#### WRITTEN PROBLEM:
Copy out all the records exactly.

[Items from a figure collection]
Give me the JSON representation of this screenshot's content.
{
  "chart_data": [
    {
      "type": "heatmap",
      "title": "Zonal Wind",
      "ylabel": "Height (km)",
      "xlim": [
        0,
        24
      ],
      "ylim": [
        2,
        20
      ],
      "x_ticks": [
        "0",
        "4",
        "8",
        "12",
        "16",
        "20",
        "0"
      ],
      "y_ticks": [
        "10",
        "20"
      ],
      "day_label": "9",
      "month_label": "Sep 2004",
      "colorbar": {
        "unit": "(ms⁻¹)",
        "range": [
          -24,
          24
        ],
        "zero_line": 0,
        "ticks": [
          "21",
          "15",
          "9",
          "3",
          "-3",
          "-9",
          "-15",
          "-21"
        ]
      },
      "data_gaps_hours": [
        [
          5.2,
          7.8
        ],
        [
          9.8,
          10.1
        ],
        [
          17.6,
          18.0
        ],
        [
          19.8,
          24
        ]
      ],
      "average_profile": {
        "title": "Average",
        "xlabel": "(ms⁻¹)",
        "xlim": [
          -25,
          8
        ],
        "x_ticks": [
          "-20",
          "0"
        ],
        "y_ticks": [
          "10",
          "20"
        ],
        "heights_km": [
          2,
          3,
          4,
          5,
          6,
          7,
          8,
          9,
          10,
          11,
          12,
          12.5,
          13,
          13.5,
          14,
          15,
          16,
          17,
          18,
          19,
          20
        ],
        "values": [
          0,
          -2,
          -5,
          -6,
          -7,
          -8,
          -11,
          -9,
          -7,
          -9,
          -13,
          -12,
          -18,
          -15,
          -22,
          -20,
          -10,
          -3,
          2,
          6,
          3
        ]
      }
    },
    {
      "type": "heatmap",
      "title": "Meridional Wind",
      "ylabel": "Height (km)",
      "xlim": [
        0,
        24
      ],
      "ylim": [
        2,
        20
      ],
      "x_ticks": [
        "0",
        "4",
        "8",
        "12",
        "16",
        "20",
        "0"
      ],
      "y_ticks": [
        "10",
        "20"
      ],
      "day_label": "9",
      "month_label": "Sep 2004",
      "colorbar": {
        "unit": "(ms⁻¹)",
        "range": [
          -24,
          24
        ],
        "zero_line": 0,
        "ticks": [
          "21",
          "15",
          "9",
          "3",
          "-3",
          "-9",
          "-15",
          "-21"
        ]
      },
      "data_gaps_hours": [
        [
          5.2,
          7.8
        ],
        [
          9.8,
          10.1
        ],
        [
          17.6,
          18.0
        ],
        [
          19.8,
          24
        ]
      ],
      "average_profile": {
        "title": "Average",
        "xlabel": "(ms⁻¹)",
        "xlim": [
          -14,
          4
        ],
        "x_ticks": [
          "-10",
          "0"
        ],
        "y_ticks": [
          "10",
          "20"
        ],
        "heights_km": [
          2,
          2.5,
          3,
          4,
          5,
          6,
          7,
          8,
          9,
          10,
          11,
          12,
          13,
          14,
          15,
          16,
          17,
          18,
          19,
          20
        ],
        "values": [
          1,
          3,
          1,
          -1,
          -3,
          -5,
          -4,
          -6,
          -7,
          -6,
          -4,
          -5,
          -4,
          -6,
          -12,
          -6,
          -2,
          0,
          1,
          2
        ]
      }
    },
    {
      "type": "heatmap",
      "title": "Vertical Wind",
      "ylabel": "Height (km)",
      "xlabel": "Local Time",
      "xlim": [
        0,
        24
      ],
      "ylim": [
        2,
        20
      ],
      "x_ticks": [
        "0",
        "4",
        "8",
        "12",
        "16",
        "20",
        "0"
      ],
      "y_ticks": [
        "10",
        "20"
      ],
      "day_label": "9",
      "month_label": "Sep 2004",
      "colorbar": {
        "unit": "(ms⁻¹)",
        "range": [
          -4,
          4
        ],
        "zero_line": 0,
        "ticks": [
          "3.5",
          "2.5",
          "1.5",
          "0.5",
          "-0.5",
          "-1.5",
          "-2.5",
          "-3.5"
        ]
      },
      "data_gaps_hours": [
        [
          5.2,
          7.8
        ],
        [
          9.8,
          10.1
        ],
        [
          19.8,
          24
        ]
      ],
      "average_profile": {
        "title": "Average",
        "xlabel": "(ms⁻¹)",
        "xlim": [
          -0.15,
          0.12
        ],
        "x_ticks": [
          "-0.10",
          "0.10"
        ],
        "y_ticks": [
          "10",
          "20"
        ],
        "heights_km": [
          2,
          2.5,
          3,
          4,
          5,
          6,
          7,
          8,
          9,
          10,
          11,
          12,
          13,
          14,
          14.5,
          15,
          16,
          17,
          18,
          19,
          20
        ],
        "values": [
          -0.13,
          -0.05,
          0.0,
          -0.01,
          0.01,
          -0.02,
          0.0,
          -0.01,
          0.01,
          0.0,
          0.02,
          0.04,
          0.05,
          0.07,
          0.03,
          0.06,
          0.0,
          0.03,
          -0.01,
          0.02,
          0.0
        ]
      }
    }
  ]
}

#### CORRECT RESULT:
Give me the JSON representation of this screenshot's content.
{
  "chart_data": [
    {
      "type": "heatmap",
      "title": "Zonal Wind",
      "ylabel": "Height (km)",
      "xlim": [
        0,
        24
      ],
      "ylim": [
        2,
        20
      ],
      "x_ticks": [
        "0",
        "4",
        "8",
        "12",
        "16",
        "20",
        "0"
      ],
      "y_ticks": [
        "10",
        "20"
      ],
      "day_label": "9",
      "month_label": "Sep 2004",
      "colorbar": {
        "unit": "(ms⁻¹)",
        "range": [
          -24,
          24
        ],
        "zero_line": 0,
        "ticks": [
          "21",
          "15",
          "9",
          "3",
          "-3",
          "-9",
          "-15",
          "-21"
        ]
      },
      "data_gaps_hours": [
        [
          5.2,
          7.8
        ],
        [
          9.8,
          10.1
        ],
        [
          17.6,
          18.0
        ],
        [
          19.8,
          24
        ]
      ],
      "average_profile": {
        "title": "Average",
        "xlabel": "(ms⁻¹)",
        "xlim": [
          -25,
          8
        ],
        "x_ticks": [
          "-20",
          "0"
        ],
        "y_ticks": [
          "10",
          "20"
        ],
        "heights_km": [
          2,
          3,
          4,
          5,
          6,
          7,
          8,
          9,
          10,
          11,
          12,
          12.5,
          13,
          13.5,
          14,
          15,
          16,
          17,
          18,
          19,
          20
        ],
        "values": [
          0,
          -2,
          -5,
          -6,
          -7,
          -8,
          -11,
          -9,
          -7,
          -9,
          -13,
          -12,
          -18,
          -15,
          -22,
          -20,
          -10,
          -3,
          2,
          6,
          3
        ]
      }
    },
    {
      "type": "heatmap",
      "title": "Meridional Wind",
      "ylabel": "Height (km)",
      "xlim": [
        0,
        24
      ],
      "ylim": [
        2,
        20
      ],
      "x_ticks": [
        "0",
        "4",
        "8",
        "12",
        "16",
        "20",
        "0"
      ],
      "y_ticks": [
        "10",
        "20"
      ],
      "day_label": "9",
      "month_label": "Sep 2004",
      "colorbar": {
        "unit": "(ms⁻¹)",
        "range": [
          -24,
          24
        ],
        "zero_line": 0,
        "ticks": [
          "21",
          "15",
          "9",
          "3",
          "-3",
          "-9",
          "-15",
          "-21"
        ]
      },
      "data_gaps_hours": [
        [
          5.2,
          7.8
        ],
        [
          9.8,
          10.1
        ],
        [
          17.6,
          18.0
        ],
        [
          19.8,
          24
        ]
      ],
      "average_profile": {
        "title": "Average",
        "xlabel": "(ms⁻¹)",
        "xlim": [
          -14,
          4
        ],
        "x_ticks": [
          "-10",
          "0"
        ],
        "y_ticks": [
          "10",
          "20"
        ],
        "heights_km": [
          2,
          2.5,
          3,
          4,
          5,
          6,
          7,
          8,
          9,
          10,
          11,
          12,
          13,
          14,
          15,
          16,
          17,
          18,
          19,
          20
        ],
        "values": [
          1,
          3,
          1,
          -1,
          -3,
          -5,
          -4,
          -6,
          -7,
          -6,
          -4,
          -5,
          -4,
          -6,
          -12,
          -6,
          -2,
          0,
          1,
          2
        ]
      }
    },
    {
      "type": "heatmap",
      "title": "Vertical Wind",
      "ylabel": "Height (km)",
      "xlabel": "Local Time",
      "xlim": [
        0,
        24
      ],
      "ylim": [
        2,
        20
      ],
      "x_ticks": [
        "0",
        "4",
        "8",
        "12",
        "16",
        "20",
        "0"
      ],
      "y_ticks": [
        "10",
        "20"
      ],
      "day_label": "9",
      "month_label": "Sep 2004",
      "colorbar": {
        "unit": "(ms⁻¹)",
        "range": [
          -4,
          4
        ],
        "zero_line": 0,
        "ticks": [
          "3.5",
          "2.5",
          "1.5",
          "0.5",
          "-0.5",
          "-1.5",
          "-2.5",
          "-3.5"
        ]
      },
      "data_gaps_hours": [
        [
          5.2,
          7.8
        ],
        [
          9.8,
          10.1
        ],
        [
          19.8,
          24
        ]
      ],
      "average_profile": {
        "title": "Average",
        "xlabel": "(ms⁻¹)",
        "xlim": [
          -0.15,
          0.12
        ],
        "x_ticks": [
          "-0.10",
          "0.10"
        ],
        "y_ticks": [
          "10",
          "20"
        ],
        "heights_km": [
          2,
          2.5,
          3,
          4,
          5,
          6,
          7,
          8,
          9,
          10,
          11,
          12,
          13,
          14,
          14.5,
          15,
          16,
          17,
          18,
          19,
          20
        ],
        "values": [
          -0.13,
          -0.05,
          0.0,
          -0.01,
          0.01,
          -0.02,
          0.0,
          -0.01,
          0.01,
          0.0,
          0.02,
          0.04,
          0.05,
          0.07,
          0.03,
          0.06,
          0.0,
          0.03,
          -0.01,
          0.02,
          0.0
        ]
      }
    }
  ]
}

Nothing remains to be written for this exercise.